*OBJECTIVE*. Will you write out the data exactly, excluding every picture?
-.-.-
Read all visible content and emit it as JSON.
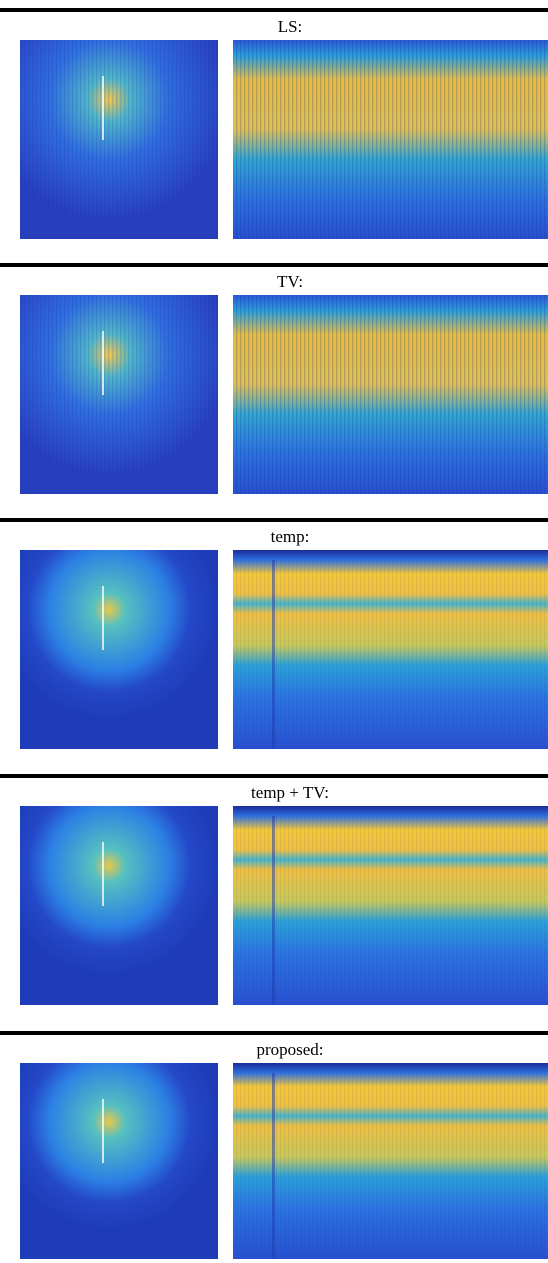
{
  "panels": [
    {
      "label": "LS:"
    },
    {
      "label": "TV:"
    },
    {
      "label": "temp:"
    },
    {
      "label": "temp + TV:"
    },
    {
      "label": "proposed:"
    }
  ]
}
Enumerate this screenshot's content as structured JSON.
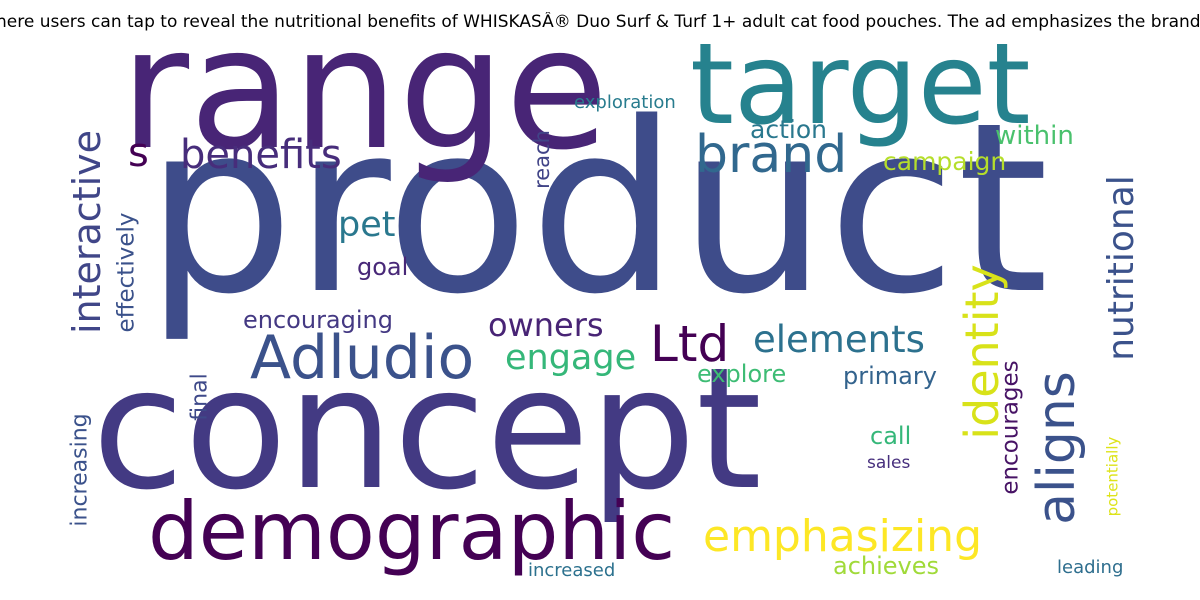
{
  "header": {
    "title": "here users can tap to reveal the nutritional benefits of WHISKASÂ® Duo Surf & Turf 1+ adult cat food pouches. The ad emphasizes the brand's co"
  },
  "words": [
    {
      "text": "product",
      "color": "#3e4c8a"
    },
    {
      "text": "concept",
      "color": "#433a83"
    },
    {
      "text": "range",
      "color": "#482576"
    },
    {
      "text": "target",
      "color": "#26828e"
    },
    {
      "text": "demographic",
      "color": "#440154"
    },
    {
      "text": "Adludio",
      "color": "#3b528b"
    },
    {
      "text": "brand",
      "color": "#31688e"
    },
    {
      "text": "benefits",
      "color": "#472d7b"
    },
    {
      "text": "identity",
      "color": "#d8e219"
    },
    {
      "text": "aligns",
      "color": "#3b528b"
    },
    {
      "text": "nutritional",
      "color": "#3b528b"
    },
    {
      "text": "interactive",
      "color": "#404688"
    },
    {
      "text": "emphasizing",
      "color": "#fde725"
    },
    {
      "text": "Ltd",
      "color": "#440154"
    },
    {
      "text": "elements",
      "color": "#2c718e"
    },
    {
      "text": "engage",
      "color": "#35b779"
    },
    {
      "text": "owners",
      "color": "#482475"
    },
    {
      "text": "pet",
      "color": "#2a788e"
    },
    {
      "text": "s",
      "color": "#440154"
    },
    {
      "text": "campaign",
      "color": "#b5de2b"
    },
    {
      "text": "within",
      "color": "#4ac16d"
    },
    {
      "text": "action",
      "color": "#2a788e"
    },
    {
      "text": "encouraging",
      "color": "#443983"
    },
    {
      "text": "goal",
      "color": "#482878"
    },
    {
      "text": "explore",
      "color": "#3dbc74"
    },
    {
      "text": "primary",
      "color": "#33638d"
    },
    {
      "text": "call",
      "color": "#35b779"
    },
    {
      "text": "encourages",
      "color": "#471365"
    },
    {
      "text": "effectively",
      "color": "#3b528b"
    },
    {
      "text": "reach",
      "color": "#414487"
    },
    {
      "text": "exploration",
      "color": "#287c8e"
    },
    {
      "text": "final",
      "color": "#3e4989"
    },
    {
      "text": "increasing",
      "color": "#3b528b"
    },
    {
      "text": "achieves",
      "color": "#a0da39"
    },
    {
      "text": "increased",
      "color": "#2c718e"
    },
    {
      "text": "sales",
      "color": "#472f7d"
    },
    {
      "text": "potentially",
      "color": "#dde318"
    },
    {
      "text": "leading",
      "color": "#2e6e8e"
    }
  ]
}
-.-.-
*ANSWER FOR THE TASK*.
Read all visible content and emit it as JSON.
{
  "panels": [
    {
      "label": "LS:"
    },
    {
      "label": "TV:"
    },
    {
      "label": "temp:"
    },
    {
      "label": "temp + TV:"
    },
    {
      "label": "proposed:"
    }
  ]
}
Enumerate this screenshot's content as structured JSON.
{
  "header": {
    "title": "here users can tap to reveal the nutritional benefits of WHISKASÂ® Duo Surf & Turf 1+ adult cat food pouches. The ad emphasizes the brand's co"
  },
  "words": [
    {
      "text": "product",
      "color": "#3e4c8a"
    },
    {
      "text": "concept",
      "color": "#433a83"
    },
    {
      "text": "range",
      "color": "#482576"
    },
    {
      "text": "target",
      "color": "#26828e"
    },
    {
      "text": "demographic",
      "color": "#440154"
    },
    {
      "text": "Adludio",
      "color": "#3b528b"
    },
    {
      "text": "brand",
      "color": "#31688e"
    },
    {
      "text": "benefits",
      "color": "#472d7b"
    },
    {
      "text": "identity",
      "color": "#d8e219"
    },
    {
      "text": "aligns",
      "color": "#3b528b"
    },
    {
      "text": "nutritional",
      "color": "#3b528b"
    },
    {
      "text": "interactive",
      "color": "#404688"
    },
    {
      "text": "emphasizing",
      "color": "#fde725"
    },
    {
      "text": "Ltd",
      "color": "#440154"
    },
    {
      "text": "elements",
      "color": "#2c718e"
    },
    {
      "text": "engage",
      "color": "#35b779"
    },
    {
      "text": "owners",
      "color": "#482475"
    },
    {
      "text": "pet",
      "color": "#2a788e"
    },
    {
      "text": "s",
      "color": "#440154"
    },
    {
      "text": "campaign",
      "color": "#b5de2b"
    },
    {
      "text": "within",
      "color": "#4ac16d"
    },
    {
      "text": "action",
      "color": "#2a788e"
    },
    {
      "text": "encouraging",
      "color": "#443983"
    },
    {
      "text": "goal",
      "color": "#482878"
    },
    {
      "text": "explore",
      "color": "#3dbc74"
    },
    {
      "text": "primary",
      "color": "#33638d"
    },
    {
      "text": "call",
      "color": "#35b779"
    },
    {
      "text": "encourages",
      "color": "#471365"
    },
    {
      "text": "effectively",
      "color": "#3b528b"
    },
    {
      "text": "reach",
      "color": "#414487"
    },
    {
      "text": "exploration",
      "color": "#287c8e"
    },
    {
      "text": "final",
      "color": "#3e4989"
    },
    {
      "text": "increasing",
      "color": "#3b528b"
    },
    {
      "text": "achieves",
      "color": "#a0da39"
    },
    {
      "text": "increased",
      "color": "#2c718e"
    },
    {
      "text": "sales",
      "color": "#472f7d"
    },
    {
      "text": "potentially",
      "color": "#dde318"
    },
    {
      "text": "leading",
      "color": "#2e6e8e"
    }
  ]
}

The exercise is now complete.